→ Your task: Copy, from the entries below, each line where the word "name" can be found.

→ Dataset records:

· · · · · · ·

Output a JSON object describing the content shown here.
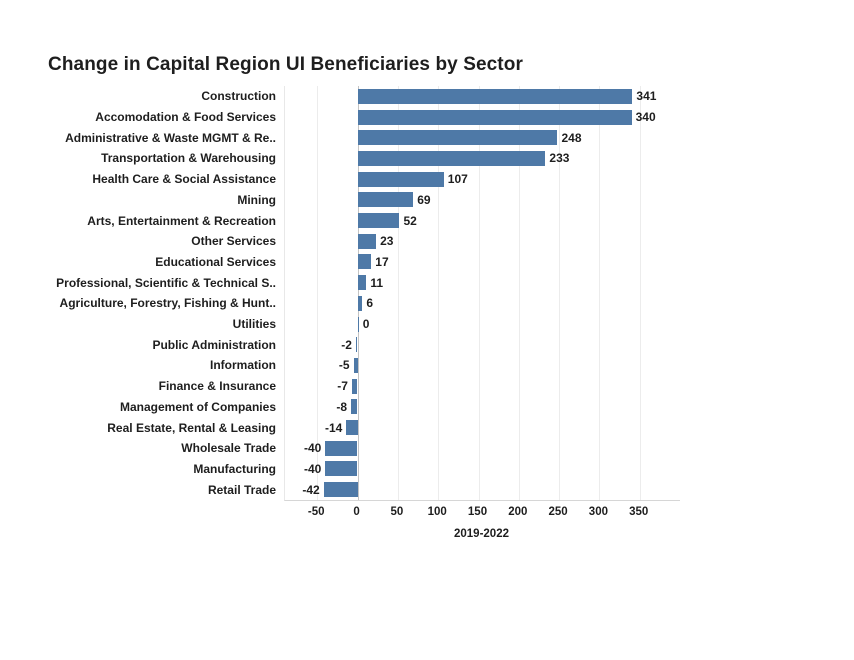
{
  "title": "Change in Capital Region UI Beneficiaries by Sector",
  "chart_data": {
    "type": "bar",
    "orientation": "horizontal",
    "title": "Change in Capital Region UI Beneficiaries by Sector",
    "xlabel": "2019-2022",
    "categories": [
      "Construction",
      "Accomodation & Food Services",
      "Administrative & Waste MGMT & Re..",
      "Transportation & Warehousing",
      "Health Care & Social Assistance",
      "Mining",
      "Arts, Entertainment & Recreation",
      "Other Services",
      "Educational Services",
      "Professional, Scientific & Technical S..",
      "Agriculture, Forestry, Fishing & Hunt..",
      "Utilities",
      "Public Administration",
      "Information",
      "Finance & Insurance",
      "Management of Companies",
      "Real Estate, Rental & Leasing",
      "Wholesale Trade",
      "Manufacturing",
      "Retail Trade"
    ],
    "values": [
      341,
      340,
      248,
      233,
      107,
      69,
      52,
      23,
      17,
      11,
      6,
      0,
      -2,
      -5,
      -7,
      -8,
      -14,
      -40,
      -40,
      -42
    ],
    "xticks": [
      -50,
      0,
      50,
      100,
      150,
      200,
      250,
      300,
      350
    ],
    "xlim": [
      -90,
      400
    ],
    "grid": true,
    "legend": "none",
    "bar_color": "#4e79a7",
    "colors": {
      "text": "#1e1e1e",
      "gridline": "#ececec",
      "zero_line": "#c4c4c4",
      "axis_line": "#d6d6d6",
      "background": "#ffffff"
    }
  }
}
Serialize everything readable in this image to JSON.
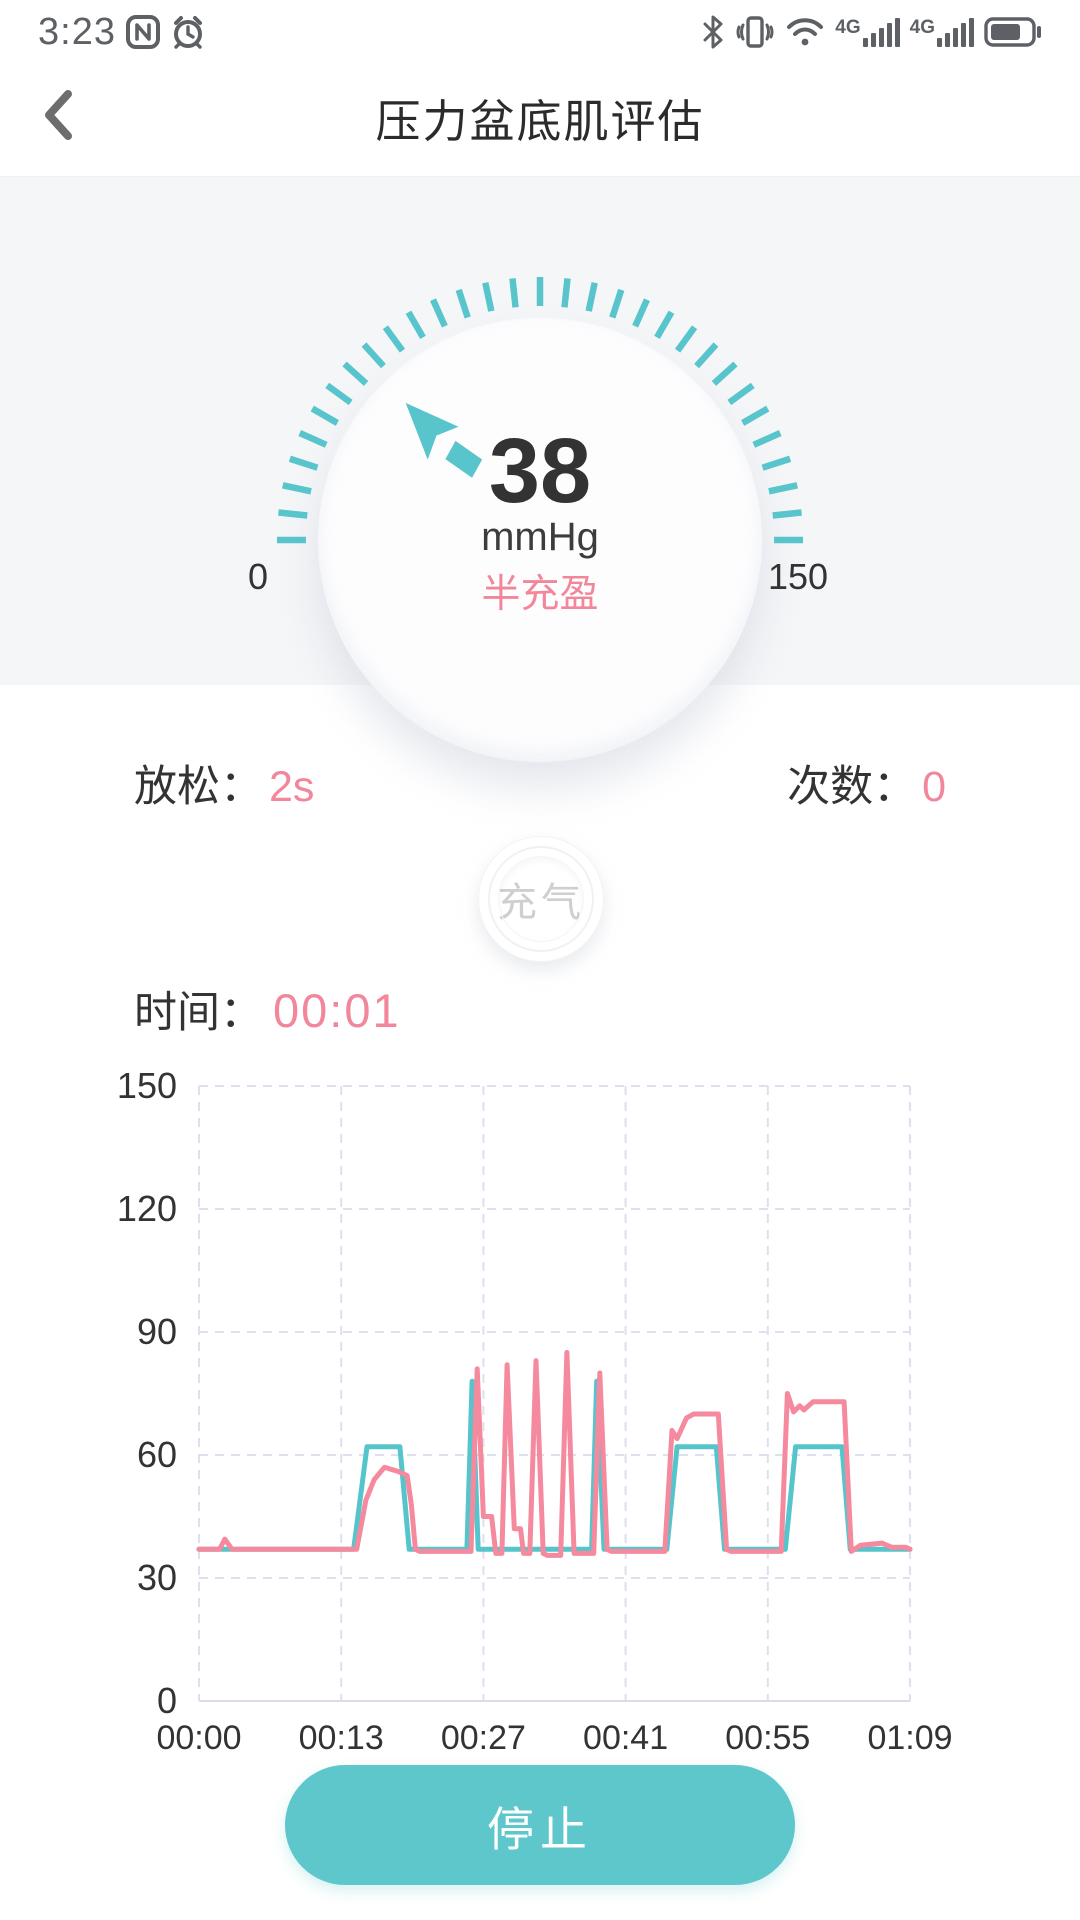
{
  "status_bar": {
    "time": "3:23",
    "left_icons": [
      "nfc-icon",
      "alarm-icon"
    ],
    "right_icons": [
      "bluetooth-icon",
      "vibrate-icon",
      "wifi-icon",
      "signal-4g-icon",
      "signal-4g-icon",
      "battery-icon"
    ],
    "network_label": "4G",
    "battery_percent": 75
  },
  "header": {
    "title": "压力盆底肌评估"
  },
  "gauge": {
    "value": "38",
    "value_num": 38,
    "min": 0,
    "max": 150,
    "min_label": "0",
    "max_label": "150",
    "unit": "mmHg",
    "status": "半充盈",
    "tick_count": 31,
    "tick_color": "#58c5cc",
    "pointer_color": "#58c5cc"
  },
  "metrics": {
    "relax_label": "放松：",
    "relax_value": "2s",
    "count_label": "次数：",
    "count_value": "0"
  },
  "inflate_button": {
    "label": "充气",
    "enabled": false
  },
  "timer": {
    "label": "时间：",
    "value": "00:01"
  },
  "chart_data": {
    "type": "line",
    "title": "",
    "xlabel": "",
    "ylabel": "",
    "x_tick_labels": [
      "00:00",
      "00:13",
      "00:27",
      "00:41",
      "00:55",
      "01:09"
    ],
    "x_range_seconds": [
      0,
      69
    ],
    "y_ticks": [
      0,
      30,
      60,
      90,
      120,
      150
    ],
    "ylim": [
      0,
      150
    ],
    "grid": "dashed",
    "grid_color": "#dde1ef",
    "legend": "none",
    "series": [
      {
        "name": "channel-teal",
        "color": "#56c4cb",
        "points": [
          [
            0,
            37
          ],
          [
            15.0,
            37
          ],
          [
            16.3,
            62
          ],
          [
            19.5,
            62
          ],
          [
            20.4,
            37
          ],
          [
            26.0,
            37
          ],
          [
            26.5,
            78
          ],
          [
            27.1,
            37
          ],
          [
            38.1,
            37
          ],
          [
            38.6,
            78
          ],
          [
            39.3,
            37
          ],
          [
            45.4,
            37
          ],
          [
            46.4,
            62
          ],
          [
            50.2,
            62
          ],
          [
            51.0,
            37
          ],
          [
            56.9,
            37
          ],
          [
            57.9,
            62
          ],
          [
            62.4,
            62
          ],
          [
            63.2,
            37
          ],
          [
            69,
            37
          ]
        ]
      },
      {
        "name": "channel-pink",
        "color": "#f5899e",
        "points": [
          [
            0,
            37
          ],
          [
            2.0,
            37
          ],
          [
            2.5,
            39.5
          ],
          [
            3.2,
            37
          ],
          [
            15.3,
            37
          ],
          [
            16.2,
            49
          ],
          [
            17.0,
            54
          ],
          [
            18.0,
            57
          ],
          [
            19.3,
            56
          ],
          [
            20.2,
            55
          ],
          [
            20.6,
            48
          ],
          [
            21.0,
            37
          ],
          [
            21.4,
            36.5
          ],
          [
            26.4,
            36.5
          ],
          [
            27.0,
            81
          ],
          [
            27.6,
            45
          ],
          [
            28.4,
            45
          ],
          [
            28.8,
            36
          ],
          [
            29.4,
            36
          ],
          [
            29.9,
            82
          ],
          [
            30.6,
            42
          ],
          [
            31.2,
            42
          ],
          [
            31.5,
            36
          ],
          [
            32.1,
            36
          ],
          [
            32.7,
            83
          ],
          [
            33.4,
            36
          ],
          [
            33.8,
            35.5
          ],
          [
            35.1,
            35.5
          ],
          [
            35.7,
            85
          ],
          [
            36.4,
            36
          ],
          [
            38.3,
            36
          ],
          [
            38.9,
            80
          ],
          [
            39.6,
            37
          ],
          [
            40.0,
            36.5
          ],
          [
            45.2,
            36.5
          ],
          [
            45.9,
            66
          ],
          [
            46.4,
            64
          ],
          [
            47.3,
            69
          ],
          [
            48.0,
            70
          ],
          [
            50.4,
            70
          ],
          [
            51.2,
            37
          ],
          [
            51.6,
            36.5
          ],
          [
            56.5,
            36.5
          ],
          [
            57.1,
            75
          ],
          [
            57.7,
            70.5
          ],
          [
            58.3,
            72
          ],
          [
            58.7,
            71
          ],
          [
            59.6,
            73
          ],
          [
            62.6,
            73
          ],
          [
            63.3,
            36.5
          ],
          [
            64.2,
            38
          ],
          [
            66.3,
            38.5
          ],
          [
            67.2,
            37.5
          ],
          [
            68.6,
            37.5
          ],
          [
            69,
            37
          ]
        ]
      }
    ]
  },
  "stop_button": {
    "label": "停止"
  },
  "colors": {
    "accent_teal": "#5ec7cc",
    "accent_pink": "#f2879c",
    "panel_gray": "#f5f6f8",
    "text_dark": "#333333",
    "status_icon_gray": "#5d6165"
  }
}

· · · · · · ·

→ Response to this task:
        "name": "channel-teal",
        "name": "channel-pink",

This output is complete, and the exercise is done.